Task directions:
Below are the records; pull every line that includes "colors".

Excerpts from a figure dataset
↓
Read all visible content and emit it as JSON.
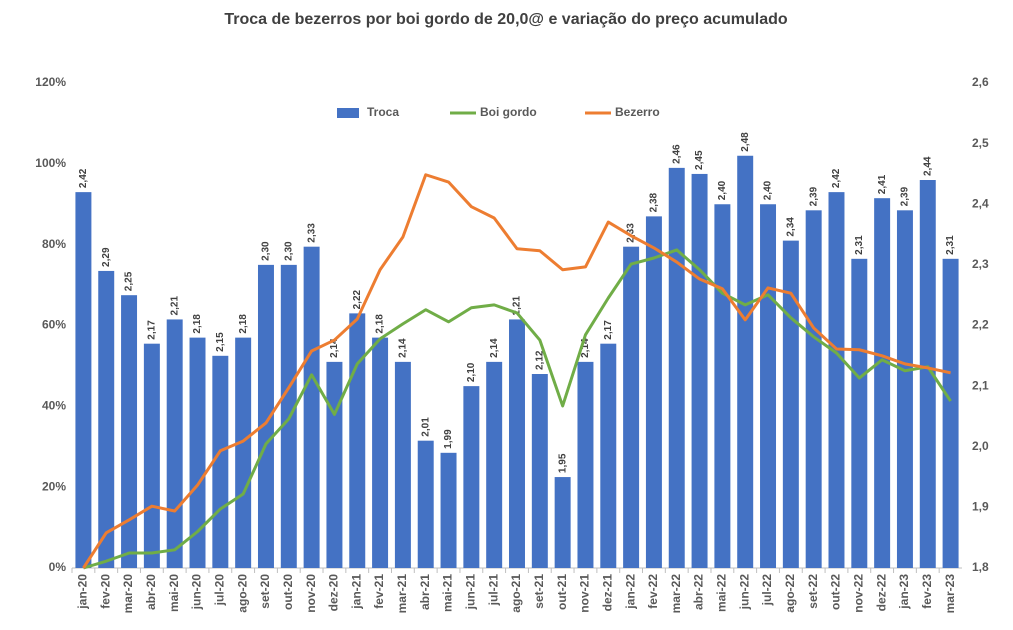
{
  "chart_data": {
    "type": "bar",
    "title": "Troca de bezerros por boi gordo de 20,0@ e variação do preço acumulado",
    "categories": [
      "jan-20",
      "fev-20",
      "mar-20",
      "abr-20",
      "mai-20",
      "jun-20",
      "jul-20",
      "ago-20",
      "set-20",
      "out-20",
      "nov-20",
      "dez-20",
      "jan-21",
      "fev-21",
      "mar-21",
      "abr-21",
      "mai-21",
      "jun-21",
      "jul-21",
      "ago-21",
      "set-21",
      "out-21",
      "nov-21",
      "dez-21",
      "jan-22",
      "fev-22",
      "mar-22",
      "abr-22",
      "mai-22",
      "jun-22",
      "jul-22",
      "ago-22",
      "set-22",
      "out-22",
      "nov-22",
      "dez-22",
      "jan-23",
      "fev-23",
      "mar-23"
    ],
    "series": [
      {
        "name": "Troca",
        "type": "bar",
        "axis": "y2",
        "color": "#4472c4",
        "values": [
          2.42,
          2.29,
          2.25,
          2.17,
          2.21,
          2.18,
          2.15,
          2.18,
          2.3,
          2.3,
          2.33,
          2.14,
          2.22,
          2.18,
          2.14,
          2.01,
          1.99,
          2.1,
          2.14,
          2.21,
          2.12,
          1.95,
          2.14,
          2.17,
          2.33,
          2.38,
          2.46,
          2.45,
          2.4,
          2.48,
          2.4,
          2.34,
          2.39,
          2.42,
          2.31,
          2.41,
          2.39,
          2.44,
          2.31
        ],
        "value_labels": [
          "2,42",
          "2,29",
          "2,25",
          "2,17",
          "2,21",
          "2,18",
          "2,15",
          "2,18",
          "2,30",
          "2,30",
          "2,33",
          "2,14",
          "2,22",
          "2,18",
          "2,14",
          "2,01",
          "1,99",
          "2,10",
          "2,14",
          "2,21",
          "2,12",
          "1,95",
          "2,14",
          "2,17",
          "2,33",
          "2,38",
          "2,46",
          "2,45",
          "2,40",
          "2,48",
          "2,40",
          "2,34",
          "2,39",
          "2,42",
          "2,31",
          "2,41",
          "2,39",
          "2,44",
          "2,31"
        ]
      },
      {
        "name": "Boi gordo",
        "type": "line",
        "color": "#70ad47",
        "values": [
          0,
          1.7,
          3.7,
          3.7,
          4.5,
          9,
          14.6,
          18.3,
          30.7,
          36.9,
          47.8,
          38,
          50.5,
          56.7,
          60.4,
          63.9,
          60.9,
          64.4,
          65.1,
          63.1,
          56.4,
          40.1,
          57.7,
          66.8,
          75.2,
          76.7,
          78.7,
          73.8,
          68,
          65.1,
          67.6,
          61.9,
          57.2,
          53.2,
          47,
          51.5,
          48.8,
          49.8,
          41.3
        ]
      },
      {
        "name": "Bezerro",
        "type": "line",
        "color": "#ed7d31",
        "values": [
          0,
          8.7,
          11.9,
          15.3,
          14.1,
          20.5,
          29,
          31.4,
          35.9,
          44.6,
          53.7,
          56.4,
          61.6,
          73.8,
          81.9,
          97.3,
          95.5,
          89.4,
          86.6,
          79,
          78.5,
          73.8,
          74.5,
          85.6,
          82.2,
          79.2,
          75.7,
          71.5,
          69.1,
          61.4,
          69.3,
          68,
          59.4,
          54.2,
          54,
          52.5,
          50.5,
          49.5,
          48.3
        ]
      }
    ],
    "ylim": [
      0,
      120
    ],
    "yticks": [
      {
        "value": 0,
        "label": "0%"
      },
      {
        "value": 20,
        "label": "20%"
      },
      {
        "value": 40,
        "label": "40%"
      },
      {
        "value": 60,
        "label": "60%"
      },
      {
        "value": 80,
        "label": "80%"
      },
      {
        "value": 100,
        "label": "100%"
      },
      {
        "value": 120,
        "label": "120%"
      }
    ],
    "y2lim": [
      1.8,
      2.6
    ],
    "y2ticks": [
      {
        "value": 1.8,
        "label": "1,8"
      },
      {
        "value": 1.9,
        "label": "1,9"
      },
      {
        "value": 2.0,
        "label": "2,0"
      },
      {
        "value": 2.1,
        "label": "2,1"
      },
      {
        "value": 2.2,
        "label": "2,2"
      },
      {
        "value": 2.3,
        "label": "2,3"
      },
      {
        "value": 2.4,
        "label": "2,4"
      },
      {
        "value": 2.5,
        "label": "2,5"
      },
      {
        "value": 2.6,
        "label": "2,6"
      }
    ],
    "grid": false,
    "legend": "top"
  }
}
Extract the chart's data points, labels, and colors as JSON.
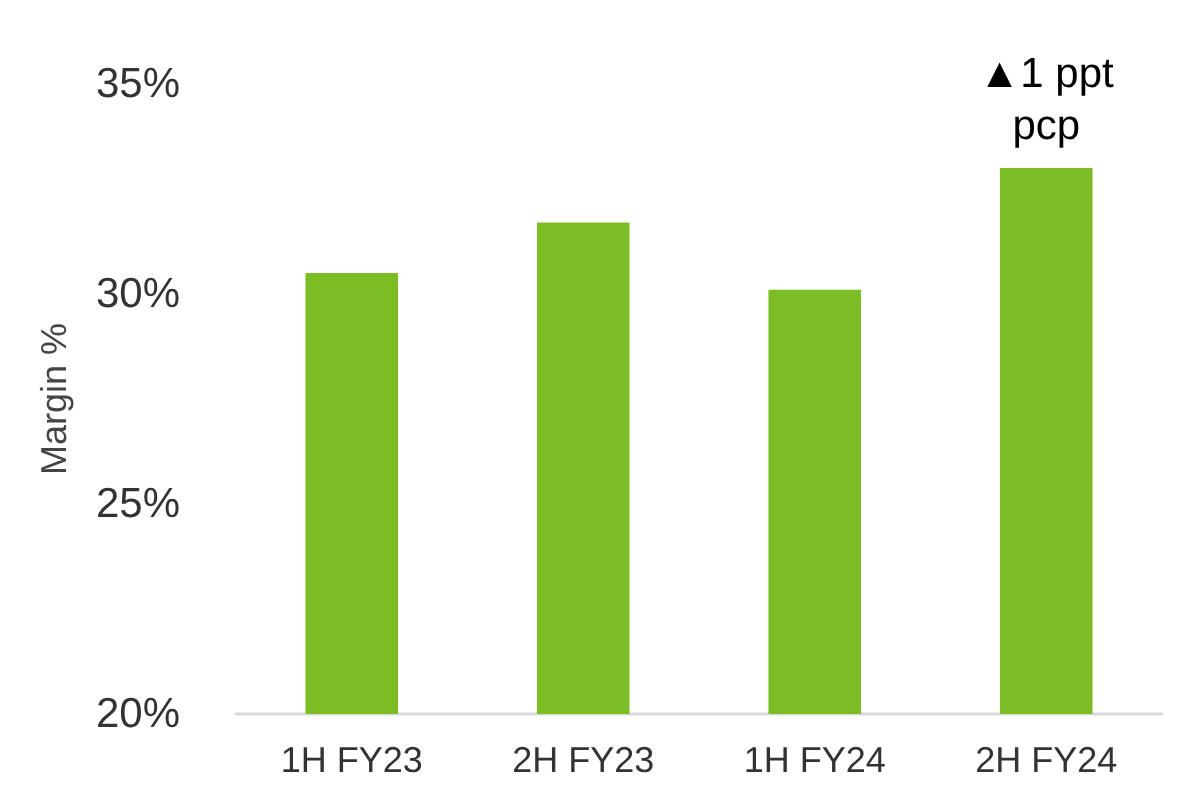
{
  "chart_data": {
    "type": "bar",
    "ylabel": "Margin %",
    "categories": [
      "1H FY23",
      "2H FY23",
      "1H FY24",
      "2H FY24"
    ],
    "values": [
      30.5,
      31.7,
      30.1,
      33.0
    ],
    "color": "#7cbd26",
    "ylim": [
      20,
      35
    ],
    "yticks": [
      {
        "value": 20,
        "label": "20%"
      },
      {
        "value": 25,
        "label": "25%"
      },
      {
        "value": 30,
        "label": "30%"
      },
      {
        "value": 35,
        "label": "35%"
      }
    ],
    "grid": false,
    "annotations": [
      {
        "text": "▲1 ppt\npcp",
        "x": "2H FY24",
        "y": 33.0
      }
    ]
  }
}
↑
↓
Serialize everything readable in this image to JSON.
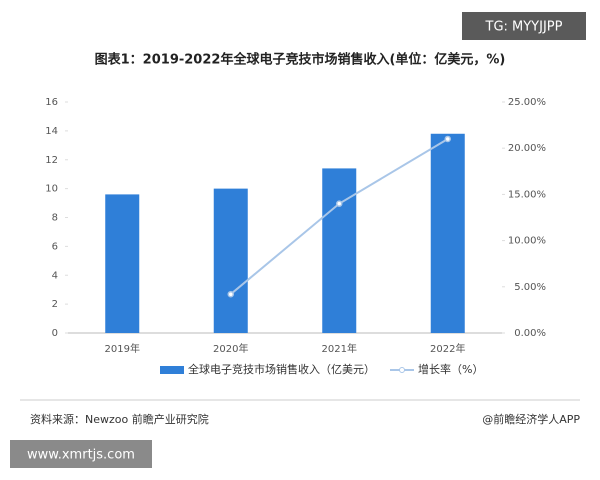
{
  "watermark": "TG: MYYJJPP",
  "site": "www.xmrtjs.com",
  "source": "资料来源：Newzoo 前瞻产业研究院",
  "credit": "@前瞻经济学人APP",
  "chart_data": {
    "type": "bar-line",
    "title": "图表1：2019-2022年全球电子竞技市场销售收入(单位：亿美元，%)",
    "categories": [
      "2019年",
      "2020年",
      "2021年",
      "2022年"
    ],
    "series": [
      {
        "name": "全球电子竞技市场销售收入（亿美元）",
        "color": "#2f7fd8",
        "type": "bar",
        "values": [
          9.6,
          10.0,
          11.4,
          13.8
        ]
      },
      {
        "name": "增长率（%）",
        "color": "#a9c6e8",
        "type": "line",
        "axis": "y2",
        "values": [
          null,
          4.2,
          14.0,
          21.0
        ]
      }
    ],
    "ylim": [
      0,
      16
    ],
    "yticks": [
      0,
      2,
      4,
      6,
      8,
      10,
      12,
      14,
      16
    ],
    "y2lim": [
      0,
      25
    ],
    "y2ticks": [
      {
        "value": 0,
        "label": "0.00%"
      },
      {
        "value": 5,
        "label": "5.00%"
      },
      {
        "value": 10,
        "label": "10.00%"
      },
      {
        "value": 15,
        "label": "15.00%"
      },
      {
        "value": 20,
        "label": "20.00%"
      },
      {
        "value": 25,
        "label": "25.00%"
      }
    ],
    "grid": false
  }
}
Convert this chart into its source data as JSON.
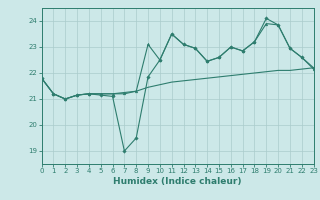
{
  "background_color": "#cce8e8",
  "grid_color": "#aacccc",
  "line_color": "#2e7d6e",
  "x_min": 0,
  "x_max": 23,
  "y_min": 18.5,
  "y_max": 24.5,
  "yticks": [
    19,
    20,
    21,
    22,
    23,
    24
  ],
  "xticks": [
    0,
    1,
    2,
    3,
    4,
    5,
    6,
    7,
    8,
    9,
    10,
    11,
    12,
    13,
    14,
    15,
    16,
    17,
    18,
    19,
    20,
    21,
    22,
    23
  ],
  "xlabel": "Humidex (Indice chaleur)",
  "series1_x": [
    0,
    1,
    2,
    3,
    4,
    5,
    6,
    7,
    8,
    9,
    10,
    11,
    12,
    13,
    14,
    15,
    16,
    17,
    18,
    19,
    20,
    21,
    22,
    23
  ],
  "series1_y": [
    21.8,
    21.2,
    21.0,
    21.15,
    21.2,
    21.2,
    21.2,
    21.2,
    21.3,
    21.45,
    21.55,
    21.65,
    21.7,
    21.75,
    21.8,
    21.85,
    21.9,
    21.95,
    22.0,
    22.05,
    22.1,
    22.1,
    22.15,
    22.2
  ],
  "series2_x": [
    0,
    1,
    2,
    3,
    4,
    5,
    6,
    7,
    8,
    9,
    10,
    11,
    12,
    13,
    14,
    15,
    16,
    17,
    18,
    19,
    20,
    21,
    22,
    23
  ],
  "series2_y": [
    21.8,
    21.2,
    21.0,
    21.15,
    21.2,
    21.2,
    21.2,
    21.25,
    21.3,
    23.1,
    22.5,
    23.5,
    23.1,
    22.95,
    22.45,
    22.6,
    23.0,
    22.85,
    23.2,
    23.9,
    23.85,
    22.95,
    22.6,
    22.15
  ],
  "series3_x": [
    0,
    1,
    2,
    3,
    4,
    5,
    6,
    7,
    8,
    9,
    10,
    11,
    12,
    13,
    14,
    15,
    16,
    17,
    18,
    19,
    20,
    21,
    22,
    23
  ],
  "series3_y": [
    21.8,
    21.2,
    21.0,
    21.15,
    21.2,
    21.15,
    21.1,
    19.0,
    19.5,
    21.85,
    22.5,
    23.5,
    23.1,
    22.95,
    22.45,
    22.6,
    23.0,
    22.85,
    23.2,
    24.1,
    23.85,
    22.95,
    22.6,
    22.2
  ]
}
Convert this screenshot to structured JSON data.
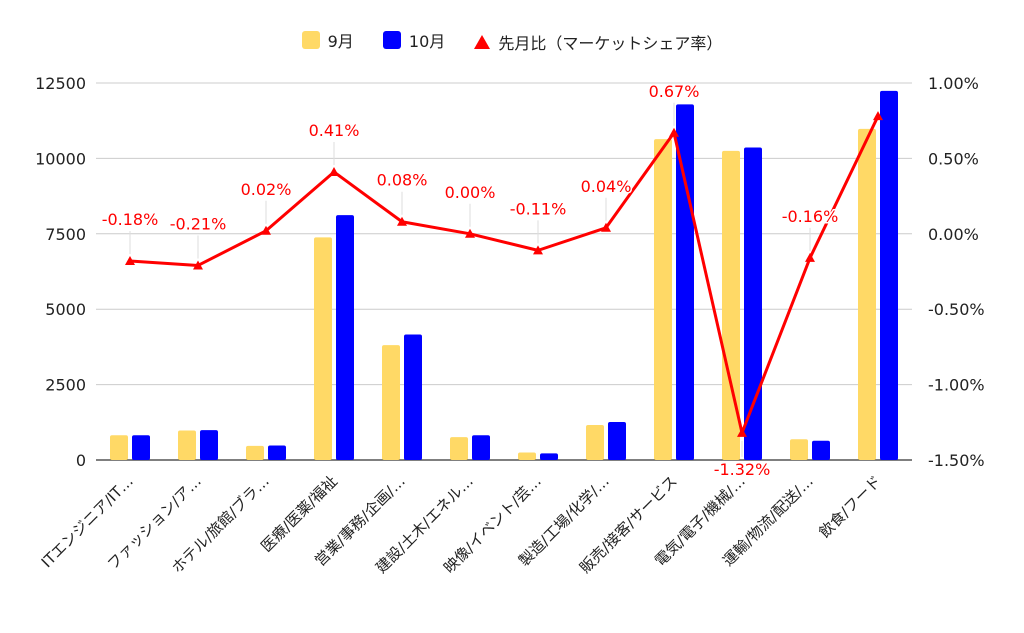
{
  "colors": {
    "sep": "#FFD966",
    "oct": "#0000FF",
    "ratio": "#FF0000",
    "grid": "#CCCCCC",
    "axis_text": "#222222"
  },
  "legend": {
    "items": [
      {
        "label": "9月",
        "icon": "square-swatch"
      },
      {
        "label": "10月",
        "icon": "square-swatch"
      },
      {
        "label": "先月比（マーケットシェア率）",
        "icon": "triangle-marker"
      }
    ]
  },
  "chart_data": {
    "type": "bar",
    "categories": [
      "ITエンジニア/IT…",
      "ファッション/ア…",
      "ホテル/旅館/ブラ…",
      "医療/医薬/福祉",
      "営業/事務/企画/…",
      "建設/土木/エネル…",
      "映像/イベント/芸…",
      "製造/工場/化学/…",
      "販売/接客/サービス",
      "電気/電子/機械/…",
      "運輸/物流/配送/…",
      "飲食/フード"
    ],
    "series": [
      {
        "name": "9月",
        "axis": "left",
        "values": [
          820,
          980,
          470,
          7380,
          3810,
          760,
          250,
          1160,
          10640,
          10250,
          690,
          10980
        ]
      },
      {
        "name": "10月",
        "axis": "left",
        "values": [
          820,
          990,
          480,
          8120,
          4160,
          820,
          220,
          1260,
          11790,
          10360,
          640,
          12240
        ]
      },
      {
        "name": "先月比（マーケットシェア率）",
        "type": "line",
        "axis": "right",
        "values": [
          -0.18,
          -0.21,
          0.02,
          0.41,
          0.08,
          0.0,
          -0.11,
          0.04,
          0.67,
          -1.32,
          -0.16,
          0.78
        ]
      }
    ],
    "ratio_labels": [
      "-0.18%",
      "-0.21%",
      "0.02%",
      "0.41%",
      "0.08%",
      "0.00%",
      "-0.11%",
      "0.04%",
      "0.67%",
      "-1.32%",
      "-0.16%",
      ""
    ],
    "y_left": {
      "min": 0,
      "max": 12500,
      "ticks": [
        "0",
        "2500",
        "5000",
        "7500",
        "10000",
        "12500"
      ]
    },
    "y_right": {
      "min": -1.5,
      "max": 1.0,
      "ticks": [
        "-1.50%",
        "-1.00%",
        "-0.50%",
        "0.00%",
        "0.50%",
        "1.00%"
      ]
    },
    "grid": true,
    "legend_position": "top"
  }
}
↑
Answer:
Extract the chart's data points, labels, and colors as JSON.
  "colors": {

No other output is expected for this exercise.